BEGIN Supplied data
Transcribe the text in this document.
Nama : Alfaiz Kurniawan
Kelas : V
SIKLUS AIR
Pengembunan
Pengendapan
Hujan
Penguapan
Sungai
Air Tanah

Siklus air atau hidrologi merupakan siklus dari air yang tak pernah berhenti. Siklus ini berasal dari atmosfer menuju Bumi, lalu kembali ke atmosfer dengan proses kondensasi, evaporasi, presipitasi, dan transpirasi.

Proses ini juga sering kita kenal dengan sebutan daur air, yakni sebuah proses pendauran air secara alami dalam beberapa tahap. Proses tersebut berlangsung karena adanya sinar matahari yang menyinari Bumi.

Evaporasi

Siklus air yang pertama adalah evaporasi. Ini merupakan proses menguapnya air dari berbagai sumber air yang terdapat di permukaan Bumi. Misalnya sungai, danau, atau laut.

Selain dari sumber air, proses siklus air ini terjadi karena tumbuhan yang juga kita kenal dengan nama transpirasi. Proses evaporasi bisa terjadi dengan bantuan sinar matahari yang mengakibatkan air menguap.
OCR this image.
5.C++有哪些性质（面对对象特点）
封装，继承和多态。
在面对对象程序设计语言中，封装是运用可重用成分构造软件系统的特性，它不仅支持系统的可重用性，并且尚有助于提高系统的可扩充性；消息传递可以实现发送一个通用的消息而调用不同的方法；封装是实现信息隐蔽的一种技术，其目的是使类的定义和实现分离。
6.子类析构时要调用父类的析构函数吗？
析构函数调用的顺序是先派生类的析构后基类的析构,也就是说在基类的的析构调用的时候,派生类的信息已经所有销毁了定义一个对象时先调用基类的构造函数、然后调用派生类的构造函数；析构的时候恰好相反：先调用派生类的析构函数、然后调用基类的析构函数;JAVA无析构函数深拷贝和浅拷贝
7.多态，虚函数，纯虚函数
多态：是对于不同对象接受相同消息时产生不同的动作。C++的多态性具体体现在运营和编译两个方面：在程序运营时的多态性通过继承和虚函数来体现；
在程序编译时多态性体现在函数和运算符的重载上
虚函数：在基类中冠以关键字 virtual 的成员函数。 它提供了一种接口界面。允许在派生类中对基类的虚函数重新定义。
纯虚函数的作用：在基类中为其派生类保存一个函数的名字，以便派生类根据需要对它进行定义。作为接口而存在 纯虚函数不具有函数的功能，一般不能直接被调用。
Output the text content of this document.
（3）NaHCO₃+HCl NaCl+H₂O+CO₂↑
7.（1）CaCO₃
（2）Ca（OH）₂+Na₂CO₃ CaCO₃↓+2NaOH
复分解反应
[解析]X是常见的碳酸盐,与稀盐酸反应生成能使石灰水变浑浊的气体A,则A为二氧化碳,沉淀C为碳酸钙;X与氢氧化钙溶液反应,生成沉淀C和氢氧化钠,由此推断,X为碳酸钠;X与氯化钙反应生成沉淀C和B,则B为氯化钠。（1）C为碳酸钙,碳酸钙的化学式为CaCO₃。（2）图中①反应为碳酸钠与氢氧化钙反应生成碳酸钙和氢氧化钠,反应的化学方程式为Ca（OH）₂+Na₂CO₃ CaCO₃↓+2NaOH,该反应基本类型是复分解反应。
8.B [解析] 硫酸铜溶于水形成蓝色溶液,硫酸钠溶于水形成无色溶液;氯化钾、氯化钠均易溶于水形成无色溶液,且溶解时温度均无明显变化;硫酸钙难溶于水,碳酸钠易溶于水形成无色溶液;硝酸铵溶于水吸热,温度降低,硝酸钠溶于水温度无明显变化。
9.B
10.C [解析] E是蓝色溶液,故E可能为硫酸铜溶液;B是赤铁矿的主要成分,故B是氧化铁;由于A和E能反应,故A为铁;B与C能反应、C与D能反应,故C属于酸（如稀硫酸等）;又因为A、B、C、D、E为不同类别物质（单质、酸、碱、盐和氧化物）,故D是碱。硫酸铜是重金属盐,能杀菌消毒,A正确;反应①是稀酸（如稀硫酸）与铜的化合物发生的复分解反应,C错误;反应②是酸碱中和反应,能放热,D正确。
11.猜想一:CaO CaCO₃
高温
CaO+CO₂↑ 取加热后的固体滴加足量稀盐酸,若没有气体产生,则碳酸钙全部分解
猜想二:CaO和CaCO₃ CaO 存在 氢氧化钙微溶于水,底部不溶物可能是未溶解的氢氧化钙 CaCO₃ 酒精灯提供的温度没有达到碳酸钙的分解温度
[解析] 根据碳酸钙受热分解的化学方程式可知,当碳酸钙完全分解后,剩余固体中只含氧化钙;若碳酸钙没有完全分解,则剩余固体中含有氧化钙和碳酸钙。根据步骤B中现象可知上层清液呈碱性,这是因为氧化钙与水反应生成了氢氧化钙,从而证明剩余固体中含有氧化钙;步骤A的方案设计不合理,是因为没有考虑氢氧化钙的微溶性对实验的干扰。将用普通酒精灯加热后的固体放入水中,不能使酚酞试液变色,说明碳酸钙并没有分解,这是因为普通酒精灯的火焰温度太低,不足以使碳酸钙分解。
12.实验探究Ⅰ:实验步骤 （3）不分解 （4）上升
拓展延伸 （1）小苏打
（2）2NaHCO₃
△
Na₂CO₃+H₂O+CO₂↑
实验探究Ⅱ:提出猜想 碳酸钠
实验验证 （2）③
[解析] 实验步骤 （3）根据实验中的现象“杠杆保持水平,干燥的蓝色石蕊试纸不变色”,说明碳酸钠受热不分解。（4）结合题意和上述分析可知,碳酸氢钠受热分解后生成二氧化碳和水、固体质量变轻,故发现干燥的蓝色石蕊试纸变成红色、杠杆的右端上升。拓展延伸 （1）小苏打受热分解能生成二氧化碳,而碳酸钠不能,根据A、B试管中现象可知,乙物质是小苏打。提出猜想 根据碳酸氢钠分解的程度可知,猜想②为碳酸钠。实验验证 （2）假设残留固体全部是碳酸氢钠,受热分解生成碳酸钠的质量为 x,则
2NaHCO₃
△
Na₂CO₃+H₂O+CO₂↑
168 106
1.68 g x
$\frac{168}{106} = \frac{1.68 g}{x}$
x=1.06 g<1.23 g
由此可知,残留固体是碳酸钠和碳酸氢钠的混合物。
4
END Supplied data
#### Your goal
All of the lines above need to be given again exactly.

#### Reply to the task
Transcribe the text in this document.
Nama : Alfaiz Kurniawan
Kelas : V
SIKLUS AIR
Pengembunan
Pengendapan
Hujan
Penguapan
Sungai
Air Tanah

Siklus air atau hidrologi merupakan siklus dari air yang tak pernah berhenti. Siklus ini berasal dari atmosfer menuju Bumi, lalu kembali ke atmosfer dengan proses kondensasi, evaporasi, presipitasi, dan transpirasi.

Proses ini juga sering kita kenal dengan sebutan daur air, yakni sebuah proses pendauran air secara alami dalam beberapa tahap. Proses tersebut berlangsung karena adanya sinar matahari yang menyinari Bumi.

Evaporasi

Siklus air yang pertama adalah evaporasi. Ini merupakan proses menguapnya air dari berbagai sumber air yang terdapat di permukaan Bumi. Misalnya sungai, danau, atau laut.

Selain dari sumber air, proses siklus air ini terjadi karena tumbuhan yang juga kita kenal dengan nama transpirasi. Proses evaporasi bisa terjadi dengan bantuan sinar matahari yang mengakibatkan air menguap.
OCR this image.
5.C++有哪些性质（面对对象特点）
封装，继承和多态。
在面对对象程序设计语言中，封装是运用可重用成分构造软件系统的特性，它不仅支持系统的可重用性，并且尚有助于提高系统的可扩充性；消息传递可以实现发送一个通用的消息而调用不同的方法；封装是实现信息隐蔽的一种技术，其目的是使类的定义和实现分离。
6.子类析构时要调用父类的析构函数吗？
析构函数调用的顺序是先派生类的析构后基类的析构,也就是说在基类的的析构调用的时候,派生类的信息已经所有销毁了定义一个对象时先调用基类的构造函数、然后调用派生类的构造函数；析构的时候恰好相反：先调用派生类的析构函数、然后调用基类的析构函数;JAVA无析构函数深拷贝和浅拷贝
7.多态，虚函数，纯虚函数
多态：是对于不同对象接受相同消息时产生不同的动作。C++的多态性具体体现在运营和编译两个方面：在程序运营时的多态性通过继承和虚函数来体现；
在程序编译时多态性体现在函数和运算符的重载上
虚函数：在基类中冠以关键字 virtual 的成员函数。 它提供了一种接口界面。允许在派生类中对基类的虚函数重新定义。
纯虚函数的作用：在基类中为其派生类保存一个函数的名字，以便派生类根据需要对它进行定义。作为接口而存在 纯虚函数不具有函数的功能，一般不能直接被调用。
Output the text content of this document.
（3）NaHCO₃+HCl NaCl+H₂O+CO₂↑
7.（1）CaCO₃
（2）Ca（OH）₂+Na₂CO₃ CaCO₃↓+2NaOH
复分解反应
[解析]X是常见的碳酸盐,与稀盐酸反应生成能使石灰水变浑浊的气体A,则A为二氧化碳,沉淀C为碳酸钙;X与氢氧化钙溶液反应,生成沉淀C和氢氧化钠,由此推断,X为碳酸钠;X与氯化钙反应生成沉淀C和B,则B为氯化钠。（1）C为碳酸钙,碳酸钙的化学式为CaCO₃。（2）图中①反应为碳酸钠与氢氧化钙反应生成碳酸钙和氢氧化钠,反应的化学方程式为Ca（OH）₂+Na₂CO₃ CaCO₃↓+2NaOH,该反应基本类型是复分解反应。
8.B [解析] 硫酸铜溶于水形成蓝色溶液,硫酸钠溶于水形成无色溶液;氯化钾、氯化钠均易溶于水形成无色溶液,且溶解时温度均无明显变化;硫酸钙难溶于水,碳酸钠易溶于水形成无色溶液;硝酸铵溶于水吸热,温度降低,硝酸钠溶于水温度无明显变化。
9.B
10.C [解析] E是蓝色溶液,故E可能为硫酸铜溶液;B是赤铁矿的主要成分,故B是氧化铁;由于A和E能反应,故A为铁;B与C能反应、C与D能反应,故C属于酸（如稀硫酸等）;又因为A、B、C、D、E为不同类别物质（单质、酸、碱、盐和氧化物）,故D是碱。硫酸铜是重金属盐,能杀菌消毒,A正确;反应①是稀酸（如稀硫酸）与铜的化合物发生的复分解反应,C错误;反应②是酸碱中和反应,能放热,D正确。
11.猜想一:CaO CaCO₃
高温
CaO+CO₂↑ 取加热后的固体滴加足量稀盐酸,若没有气体产生,则碳酸钙全部分解
猜想二:CaO和CaCO₃ CaO 存在 氢氧化钙微溶于水,底部不溶物可能是未溶解的氢氧化钙 CaCO₃ 酒精灯提供的温度没有达到碳酸钙的分解温度
[解析] 根据碳酸钙受热分解的化学方程式可知,当碳酸钙完全分解后,剩余固体中只含氧化钙;若碳酸钙没有完全分解,则剩余固体中含有氧化钙和碳酸钙。根据步骤B中现象可知上层清液呈碱性,这是因为氧化钙与水反应生成了氢氧化钙,从而证明剩余固体中含有氧化钙;步骤A的方案设计不合理,是因为没有考虑氢氧化钙的微溶性对实验的干扰。将用普通酒精灯加热后的固体放入水中,不能使酚酞试液变色,说明碳酸钙并没有分解,这是因为普通酒精灯的火焰温度太低,不足以使碳酸钙分解。
12.实验探究Ⅰ:实验步骤 （3）不分解 （4）上升
拓展延伸 （1）小苏打
（2）2NaHCO₃
△
Na₂CO₃+H₂O+CO₂↑
实验探究Ⅱ:提出猜想 碳酸钠
实验验证 （2）③
[解析] 实验步骤 （3）根据实验中的现象“杠杆保持水平,干燥的蓝色石蕊试纸不变色”,说明碳酸钠受热不分解。（4）结合题意和上述分析可知,碳酸氢钠受热分解后生成二氧化碳和水、固体质量变轻,故发现干燥的蓝色石蕊试纸变成红色、杠杆的右端上升。拓展延伸 （1）小苏打受热分解能生成二氧化碳,而碳酸钠不能,根据A、B试管中现象可知,乙物质是小苏打。提出猜想 根据碳酸氢钠分解的程度可知,猜想②为碳酸钠。实验验证 （2）假设残留固体全部是碳酸氢钠,受热分解生成碳酸钠的质量为 x,则
2NaHCO₃
△
Na₂CO₃+H₂O+CO₂↑
168 106
1.68 g x
$\frac{168}{106} = \frac{1.68 g}{x}$
x=1.06 g<1.23 g
由此可知,残留固体是碳酸钠和碳酸氢钠的混合物。
4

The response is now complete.